**Directions for this task:**
Omit all pictures. Copy the rest of the material exactly.

------ Provided entries ------

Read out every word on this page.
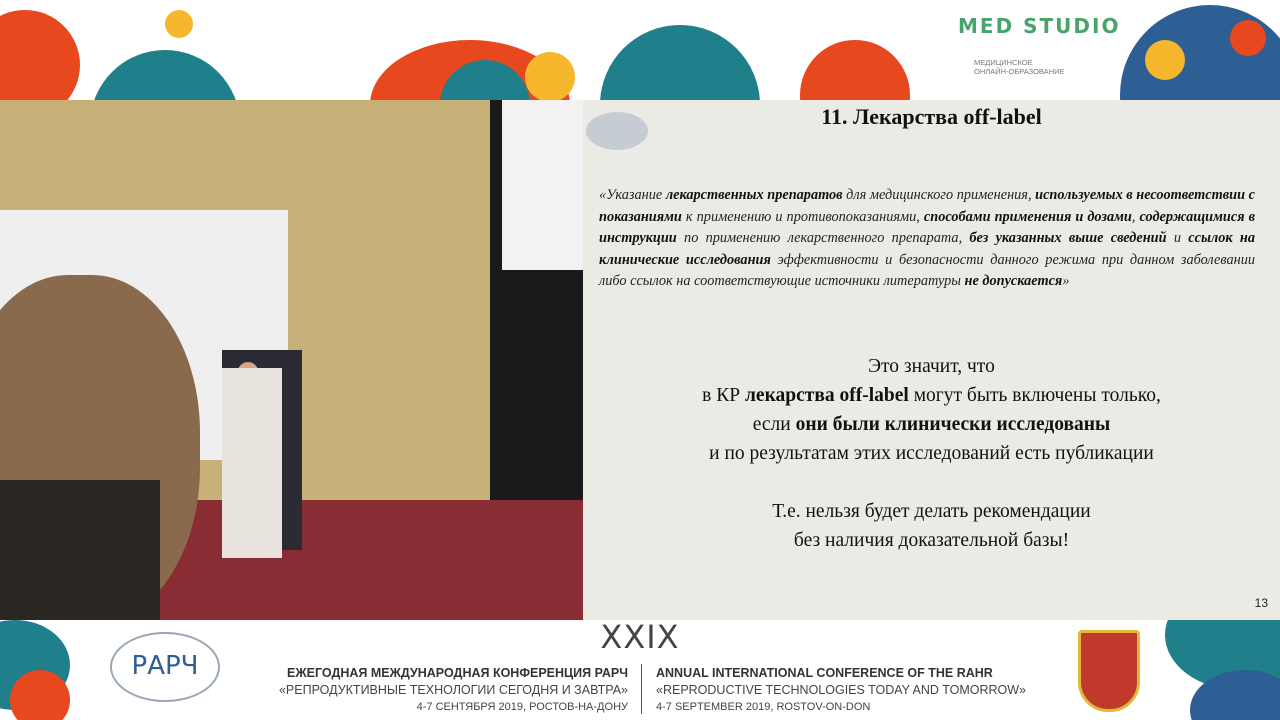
MED STUDIO
МЕДИЦИНСКОЕ
ОНЛАЙН-ОБРАЗОВАНИЕ
11. Лекарства off-label
«Указание лекарственных препаратов для медицинского применения, используемых в несоответствии с показаниями к применению и противопоказаниями, способами применения и дозами, содержащимися в инструкции по применению лекарственного препарата, без указанных выше сведений и ссылок на клинические исследования эффективности и безопасности данного режима при данном заболевании либо ссылок на соответствующие источники литературы не допускается»
Это значит, что
в КР лекарства off-label могут быть включены только,
если они были клинически исследованы
и по результатам этих исследований есть публикации
Т.е. нельзя будет делать рекомендации
без наличия доказательной базы!
13
РАРЧ
XXIX
ЕЖЕГОДНАЯ МЕЖДУНАРОДНАЯ КОНФЕРЕНЦИЯ РАРЧ
«РЕПРОДУКТИВНЫЕ ТЕХНОЛОГИИ СЕГОДНЯ И ЗАВТРА»
4-7 СЕНТЯБРЯ 2019, РОСТОВ-НА-ДОНУ
ANNUAL INTERNATIONAL CONFERENCE OF THE RAHR
«REPRODUCTIVE TECHNOLOGIES TODAY AND TOMORROW»
4-7 SEPTEMBER 2019, ROSTOV-ON-DON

------

**Finished task:**
Read out every word on this page.
MED STUDIO
МЕДИЦИНСКОЕ
ОНЛАЙН-ОБРАЗОВАНИЕ
11. Лекарства off-label
«Указание лекарственных препаратов для медицинского применения, используемых в несоответствии с показаниями к применению и противопоказаниями, способами применения и дозами, содержащимися в инструкции по применению лекарственного препарата, без указанных выше сведений и ссылок на клинические исследования эффективности и безопасности данного режима при данном заболевании либо ссылок на соответствующие источники литературы не допускается»
Это значит, что
в КР лекарства off-label могут быть включены только,
если они были клинически исследованы
и по результатам этих исследований есть публикации
Т.е. нельзя будет делать рекомендации
без наличия доказательной базы!
13
РАРЧ
XXIX
ЕЖЕГОДНАЯ МЕЖДУНАРОДНАЯ КОНФЕРЕНЦИЯ РАРЧ
«РЕПРОДУКТИВНЫЕ ТЕХНОЛОГИИ СЕГОДНЯ И ЗАВТРА»
4-7 СЕНТЯБРЯ 2019, РОСТОВ-НА-ДОНУ
ANNUAL INTERNATIONAL CONFERENCE OF THE RAHR
«REPRODUCTIVE TECHNOLOGIES TODAY AND TOMORROW»
4-7 SEPTEMBER 2019, ROSTOV-ON-DON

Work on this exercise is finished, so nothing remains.